** ARTICLE **
The new torque tech making Audi E-Trons EVs drift

Does Finke understand, to begin with, why early efforts at asymmetrical EV drivelines have left some of us a little unexcited at the potential of the tech? “I think so,” he says with a wry smile. “With the technology as it is, you really need to test it in very low-grip conditions like we have here to fully appreciate what it can do. On dry asphalt, the gains are a little harder to perceive, especially in an SUV like the E-tron. But they are there.”

It’s time to press the reset button on my impressions, then. As a canvas on which to find out what the E-tron S Sportback’s tri-motor set-up can do on snow and ice, it’s a handling course carved out mostly in the image of the Nürburgring Grand Prix circuit that we have the run of. Other parts offer drift circles, slalom sections and longer, arcing, consistent-radius switchback bends that are ideal for testing lateral weight transfer. The track is wide enough to allow you to experiment with a smooth corner entry under a balanced throttle, or a trail-braked late one, or wilder cornering attitudes with lots of corrective lock. Reassuringly soft-looking snow banks seemingly made to be leant on guard the track limits.

The E-tron S Sportback’s handling does beat back my cynicism a little here. Early laps with the car set in its milder everyday driving modes and the electronic stability control (ESC) fully active prove how benign and easy to drive it can be, even in tough conditions. It’s running on winter tyres with spikes, but it doesn’t struggle to maintain fairly committed speeds or to follow almost any cornering line you adopt on a surface on which you struggle to even walk without slipping over.

When the torque-vectoring tech is simply working to make the E-tron S Sportback as stable and obedient as you would want it to be in normal winter driving on the road, then, it works very well. And then, with the car set to Dynamic mode and its ESC dialled back into Sport, a more playful, adjustable handling character bubbles up.

Here, says Finke, the car is biasing much more torque to the rear axle by default – but it’s also reading steering angle, yaw rate and lateral load all the time and working the outside rear wheel much harder than the inside one when it thinks you want the chassis to rotate. And when it does that, it’s manipulating the cornering attitude of a big, tall and heavy car really smartly and effectively (although actually changing the path and line of the car on a slippery surface takes longer)

“If you turn in and accelerate at the same time, the software model sends all of the torque to the outside rear wheel, and it can do that instantly – much more quickly than any clever mechanical differential could,” says Finke. “Twin independent rear motors are a really elegant solution for this. We would have liked to use them in the E-tron GT [Audi’s electric sports saloon], but they couldn’t be packaged along with the four-wheel steering.”

Collection entries
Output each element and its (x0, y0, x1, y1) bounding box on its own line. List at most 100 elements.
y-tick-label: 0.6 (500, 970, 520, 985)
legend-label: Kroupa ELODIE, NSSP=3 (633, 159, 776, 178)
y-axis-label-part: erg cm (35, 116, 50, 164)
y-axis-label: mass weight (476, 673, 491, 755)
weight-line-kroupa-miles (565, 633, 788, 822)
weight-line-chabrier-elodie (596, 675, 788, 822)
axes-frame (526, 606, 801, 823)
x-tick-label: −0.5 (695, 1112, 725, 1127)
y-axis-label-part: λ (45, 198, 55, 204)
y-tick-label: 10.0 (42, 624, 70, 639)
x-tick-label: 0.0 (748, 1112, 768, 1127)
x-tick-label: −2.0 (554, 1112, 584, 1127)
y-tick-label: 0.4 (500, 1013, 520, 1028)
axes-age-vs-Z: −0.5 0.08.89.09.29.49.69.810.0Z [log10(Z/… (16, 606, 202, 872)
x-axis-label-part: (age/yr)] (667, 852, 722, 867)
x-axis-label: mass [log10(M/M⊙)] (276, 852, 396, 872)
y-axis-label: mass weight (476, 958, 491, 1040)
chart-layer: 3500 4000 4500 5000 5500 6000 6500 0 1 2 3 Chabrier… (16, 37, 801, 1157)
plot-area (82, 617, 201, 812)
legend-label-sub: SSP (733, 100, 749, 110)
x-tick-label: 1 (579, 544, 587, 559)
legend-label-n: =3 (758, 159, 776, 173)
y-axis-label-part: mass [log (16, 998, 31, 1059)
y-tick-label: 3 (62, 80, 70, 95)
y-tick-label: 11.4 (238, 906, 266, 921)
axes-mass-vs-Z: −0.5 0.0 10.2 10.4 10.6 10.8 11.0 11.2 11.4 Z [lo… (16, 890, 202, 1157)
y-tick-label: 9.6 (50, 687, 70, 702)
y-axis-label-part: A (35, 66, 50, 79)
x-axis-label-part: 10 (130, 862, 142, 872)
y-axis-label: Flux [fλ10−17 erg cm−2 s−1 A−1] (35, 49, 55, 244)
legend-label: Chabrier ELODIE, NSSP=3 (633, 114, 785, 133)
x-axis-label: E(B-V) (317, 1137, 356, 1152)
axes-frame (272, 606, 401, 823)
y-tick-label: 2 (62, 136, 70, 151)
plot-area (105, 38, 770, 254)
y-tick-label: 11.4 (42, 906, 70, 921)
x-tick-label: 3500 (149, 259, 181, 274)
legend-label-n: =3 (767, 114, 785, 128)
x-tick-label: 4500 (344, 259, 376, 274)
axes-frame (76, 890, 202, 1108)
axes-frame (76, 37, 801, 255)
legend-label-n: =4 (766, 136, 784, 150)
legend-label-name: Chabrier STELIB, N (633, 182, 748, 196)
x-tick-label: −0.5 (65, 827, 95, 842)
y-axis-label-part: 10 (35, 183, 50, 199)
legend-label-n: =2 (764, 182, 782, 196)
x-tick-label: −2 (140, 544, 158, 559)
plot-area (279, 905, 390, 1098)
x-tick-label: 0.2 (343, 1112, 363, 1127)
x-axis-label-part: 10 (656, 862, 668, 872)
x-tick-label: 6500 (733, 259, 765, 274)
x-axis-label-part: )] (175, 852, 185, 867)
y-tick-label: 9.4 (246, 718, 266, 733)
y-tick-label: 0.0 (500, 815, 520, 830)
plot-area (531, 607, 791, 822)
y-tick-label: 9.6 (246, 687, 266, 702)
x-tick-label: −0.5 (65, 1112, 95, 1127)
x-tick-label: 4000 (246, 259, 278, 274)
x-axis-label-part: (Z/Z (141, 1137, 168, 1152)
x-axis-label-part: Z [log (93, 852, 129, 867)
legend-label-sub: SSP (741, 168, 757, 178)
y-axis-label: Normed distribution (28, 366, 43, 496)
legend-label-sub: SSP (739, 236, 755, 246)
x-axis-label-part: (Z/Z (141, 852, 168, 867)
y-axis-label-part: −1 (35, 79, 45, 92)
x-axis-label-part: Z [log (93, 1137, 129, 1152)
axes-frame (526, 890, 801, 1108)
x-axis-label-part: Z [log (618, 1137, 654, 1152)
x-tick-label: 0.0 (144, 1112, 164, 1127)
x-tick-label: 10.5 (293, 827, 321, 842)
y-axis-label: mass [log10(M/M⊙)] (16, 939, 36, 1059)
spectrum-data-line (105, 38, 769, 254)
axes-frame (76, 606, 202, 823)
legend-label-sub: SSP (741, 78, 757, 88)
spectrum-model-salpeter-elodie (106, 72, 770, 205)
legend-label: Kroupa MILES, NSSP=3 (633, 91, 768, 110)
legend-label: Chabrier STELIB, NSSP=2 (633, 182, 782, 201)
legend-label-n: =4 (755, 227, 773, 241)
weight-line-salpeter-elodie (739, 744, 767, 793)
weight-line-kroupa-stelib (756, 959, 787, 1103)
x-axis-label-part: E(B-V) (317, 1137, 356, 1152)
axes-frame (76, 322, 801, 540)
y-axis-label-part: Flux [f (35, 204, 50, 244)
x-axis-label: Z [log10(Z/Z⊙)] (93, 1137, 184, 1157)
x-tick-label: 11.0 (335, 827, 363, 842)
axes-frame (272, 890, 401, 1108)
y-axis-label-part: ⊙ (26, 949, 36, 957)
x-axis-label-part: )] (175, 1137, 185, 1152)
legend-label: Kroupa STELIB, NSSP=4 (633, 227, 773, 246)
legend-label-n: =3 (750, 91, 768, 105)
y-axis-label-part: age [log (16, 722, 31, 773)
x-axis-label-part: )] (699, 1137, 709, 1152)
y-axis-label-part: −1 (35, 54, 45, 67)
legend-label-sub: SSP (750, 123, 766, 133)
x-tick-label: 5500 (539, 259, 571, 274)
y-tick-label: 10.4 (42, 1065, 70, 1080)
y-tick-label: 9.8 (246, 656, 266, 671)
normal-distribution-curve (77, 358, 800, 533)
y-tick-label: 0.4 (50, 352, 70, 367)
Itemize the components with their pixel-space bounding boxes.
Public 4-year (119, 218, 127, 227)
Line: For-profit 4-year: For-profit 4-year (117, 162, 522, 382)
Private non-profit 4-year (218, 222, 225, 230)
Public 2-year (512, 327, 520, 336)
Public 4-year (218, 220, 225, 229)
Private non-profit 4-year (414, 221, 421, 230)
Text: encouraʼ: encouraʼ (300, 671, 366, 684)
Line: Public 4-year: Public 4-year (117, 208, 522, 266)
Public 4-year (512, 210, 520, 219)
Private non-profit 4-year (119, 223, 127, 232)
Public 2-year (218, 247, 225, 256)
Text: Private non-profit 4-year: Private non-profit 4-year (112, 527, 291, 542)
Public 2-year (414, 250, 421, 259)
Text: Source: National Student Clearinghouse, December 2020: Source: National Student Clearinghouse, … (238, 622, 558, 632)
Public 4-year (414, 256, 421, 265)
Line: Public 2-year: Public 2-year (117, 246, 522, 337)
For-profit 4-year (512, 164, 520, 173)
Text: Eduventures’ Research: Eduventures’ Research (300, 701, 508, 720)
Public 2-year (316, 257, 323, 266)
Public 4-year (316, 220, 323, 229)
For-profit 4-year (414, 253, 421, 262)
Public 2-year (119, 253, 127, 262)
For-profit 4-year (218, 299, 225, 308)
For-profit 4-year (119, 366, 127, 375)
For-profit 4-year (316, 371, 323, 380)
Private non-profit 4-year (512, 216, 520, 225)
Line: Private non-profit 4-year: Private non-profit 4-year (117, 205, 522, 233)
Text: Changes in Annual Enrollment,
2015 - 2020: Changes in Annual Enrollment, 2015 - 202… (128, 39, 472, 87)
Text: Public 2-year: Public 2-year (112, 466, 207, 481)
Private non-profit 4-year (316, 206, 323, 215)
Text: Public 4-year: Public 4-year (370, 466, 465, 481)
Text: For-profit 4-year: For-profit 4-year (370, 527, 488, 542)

** INSTRUCTIONS **
(1) According to the article on Audi's torque tech, why were twin independent rear motors not used in the E-tron GT? Answer in one to three sentences.
(2) Copy out the records word for word, from their first line up to and including the line with "axes-frame (272, 606, 401, 823)".

** TASK-BY-TASK RESULTS **
(1) Twin independent rear motors could not be packaged along with the E-tron GT's four-wheel steering. Finke notes that Audi would have liked to use them in that car.

(2)
Output each element and its (x0, y0, x1, y1) bounding box on its own line. List at most 100 elements.
y-tick-label: 0.6 (500, 970, 520, 985)
legend-label: Kroupa ELODIE, NSSP=3 (633, 159, 776, 178)
y-axis-label-part: erg cm (35, 116, 50, 164)
y-axis-label: mass weight (476, 673, 491, 755)
weight-line-kroupa-miles (565, 633, 788, 822)
weight-line-chabrier-elodie (596, 675, 788, 822)
axes-frame (526, 606, 801, 823)
x-tick-label: −0.5 (695, 1112, 725, 1127)
y-axis-label-part: λ (45, 198, 55, 204)
y-tick-label: 10.0 (42, 624, 70, 639)
x-tick-label: 0.0 (748, 1112, 768, 1127)
x-tick-label: −2.0 (554, 1112, 584, 1127)
y-tick-label: 0.4 (500, 1013, 520, 1028)
axes-age-vs-Z: −0.5 0.08.89.09.29.49.69.810.0Z [log10(Z/… (16, 606, 202, 872)
x-axis-label-part: (age/yr)] (667, 852, 722, 867)
x-axis-label: mass [log10(M/M⊙)] (276, 852, 396, 872)
y-axis-label: mass weight (476, 958, 491, 1040)
chart-layer: 3500 4000 4500 5000 5500 6000 6500 0 1 2 3 Chabrier… (16, 37, 801, 1157)
plot-area (82, 617, 201, 812)
legend-label-sub: SSP (733, 100, 749, 110)
x-tick-label: 1 (579, 544, 587, 559)
legend-label-n: =3 (758, 159, 776, 173)
y-axis-label-part: mass [log (16, 998, 31, 1059)
y-tick-label: 3 (62, 80, 70, 95)
y-tick-label: 11.4 (238, 906, 266, 921)
axes-mass-vs-Z: −0.5 0.0 10.2 10.4 10.6 10.8 11.0 11.2 11.4 Z [lo… (16, 890, 202, 1157)
y-tick-label: 9.6 (50, 687, 70, 702)
y-axis-label-part: A (35, 66, 50, 79)
x-axis-label-part: 10 (130, 862, 142, 872)
y-axis-label: Flux [fλ10−17 erg cm−2 s−1 A−1] (35, 49, 55, 244)
legend-label: Chabrier ELODIE, NSSP=3 (633, 114, 785, 133)
x-axis-label: E(B-V) (317, 1137, 356, 1152)
axes-frame (272, 606, 401, 823)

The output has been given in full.